**DATA TO PROCESS**

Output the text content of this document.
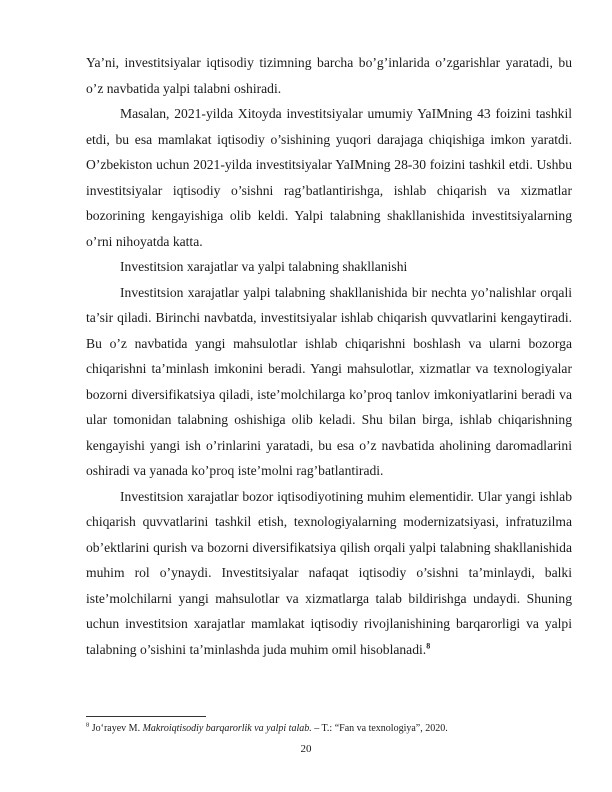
Ya’ni, investitsiyalar iqtisodiy tizimning barcha bo’g’inlarida o’zgarishlar yaratadi, bu o’z navbatida yalpi talabni oshiradi.

Masalan, 2021-yilda Xitoyda investitsiyalar umumiy YaIMning 43 foizini tashkil etdi, bu esa mamlakat iqtisodiy o’sishining yuqori darajaga chiqishiga imkon yaratdi. O’zbekiston uchun 2021-yilda investitsiyalar YaIMning 28-30 foizini tashkil etdi. Ushbu investitsiyalar iqtisodiy o’sishni rag’batlantirishga, ishlab chiqarish va xizmatlar bozorining kengayishiga olib keldi. Yalpi talabning shakllanishida investitsiyalarning o’rni nihoyatda katta.

Investitsion xarajatlar va yalpi talabning shakllanishi

Investitsion xarajatlar yalpi talabning shakllanishida bir nechta yo’nalishlar orqali ta’sir qiladi. Birinchi navbatda, investitsiyalar ishlab chiqarish quvvatlarini kengaytiradi. Bu o’z navbatida yangi mahsulotlar ishlab chiqarishni boshlash va ularni bozorga chiqarishni ta’minlash imkonini beradi. Yangi mahsulotlar, xizmatlar va texnologiyalar bozorni diversifikatsiya qiladi, iste’molchilarga ko’proq tanlov imkoniyatlarini beradi va ular tomonidan talabning oshishiga olib keladi. Shu bilan birga, ishlab chiqarishning kengayishi yangi ish o’rinlarini yaratadi, bu esa o’z navbatida aholining daromadlarini oshiradi va yanada ko’proq iste’molni rag’batlantiradi.

Investitsion xarajatlar bozor iqtisodiyotining muhim elementidir. Ular yangi ishlab chiqarish quvvatlarini tashkil etish, texnologiyalarning modernizatsiyasi, infratuzilma ob’ektlarini qurish va bozorni diversifikatsiya qilish orqali yalpi talabning shakllanishida muhim rol o’ynaydi. Investitsiyalar nafaqat iqtisodiy o’sishni ta’minlaydi, balki iste’molchilarni yangi mahsulotlar va xizmatlarga talab bildirishga undaydi. Shuning uchun investitsion xarajatlar mamlakat iqtisodiy rivojlanishining barqarorligi va yalpi talabning o’sishini ta’minlashda juda muhim omil hisoblanadi.$^8$

$^8$ Jo‘rayev M. Makroiqtisodiy barqarorlik va yalpi talab. – T.: “Fan va texnologiya”, 2020.
20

**WRITTEN INSTRUCTION**
Return every line of the records exactly as given, pictures excluded.

**RESPONSE BELOW**
Output the text content of this document.
Ya’ni, investitsiyalar iqtisodiy tizimning barcha bo’g’inlarida o’zgarishlar yaratadi, bu o’z navbatida yalpi talabni oshiradi.

Masalan, 2021-yilda Xitoyda investitsiyalar umumiy YaIMning 43 foizini tashkil etdi, bu esa mamlakat iqtisodiy o’sishining yuqori darajaga chiqishiga imkon yaratdi. O’zbekiston uchun 2021-yilda investitsiyalar YaIMning 28-30 foizini tashkil etdi. Ushbu investitsiyalar iqtisodiy o’sishni rag’batlantirishga, ishlab chiqarish va xizmatlar bozorining kengayishiga olib keldi. Yalpi talabning shakllanishida investitsiyalarning o’rni nihoyatda katta.

Investitsion xarajatlar va yalpi talabning shakllanishi

Investitsion xarajatlar yalpi talabning shakllanishida bir nechta yo’nalishlar orqali ta’sir qiladi. Birinchi navbatda, investitsiyalar ishlab chiqarish quvvatlarini kengaytiradi. Bu o’z navbatida yangi mahsulotlar ishlab chiqarishni boshlash va ularni bozorga chiqarishni ta’minlash imkonini beradi. Yangi mahsulotlar, xizmatlar va texnologiyalar bozorni diversifikatsiya qiladi, iste’molchilarga ko’proq tanlov imkoniyatlarini beradi va ular tomonidan talabning oshishiga olib keladi. Shu bilan birga, ishlab chiqarishning kengayishi yangi ish o’rinlarini yaratadi, bu esa o’z navbatida aholining daromadlarini oshiradi va yanada ko’proq iste’molni rag’batlantiradi.

Investitsion xarajatlar bozor iqtisodiyotining muhim elementidir. Ular yangi ishlab chiqarish quvvatlarini tashkil etish, texnologiyalarning modernizatsiyasi, infratuzilma ob’ektlarini qurish va bozorni diversifikatsiya qilish orqali yalpi talabning shakllanishida muhim rol o’ynaydi. Investitsiyalar nafaqat iqtisodiy o’sishni ta’minlaydi, balki iste’molchilarni yangi mahsulotlar va xizmatlarga talab bildirishga undaydi. Shuning uchun investitsion xarajatlar mamlakat iqtisodiy rivojlanishining barqarorligi va yalpi talabning o’sishini ta’minlashda juda muhim omil hisoblanadi.$^8$

$^8$ Jo‘rayev M. Makroiqtisodiy barqarorlik va yalpi talab. – T.: “Fan va texnologiya”, 2020.
20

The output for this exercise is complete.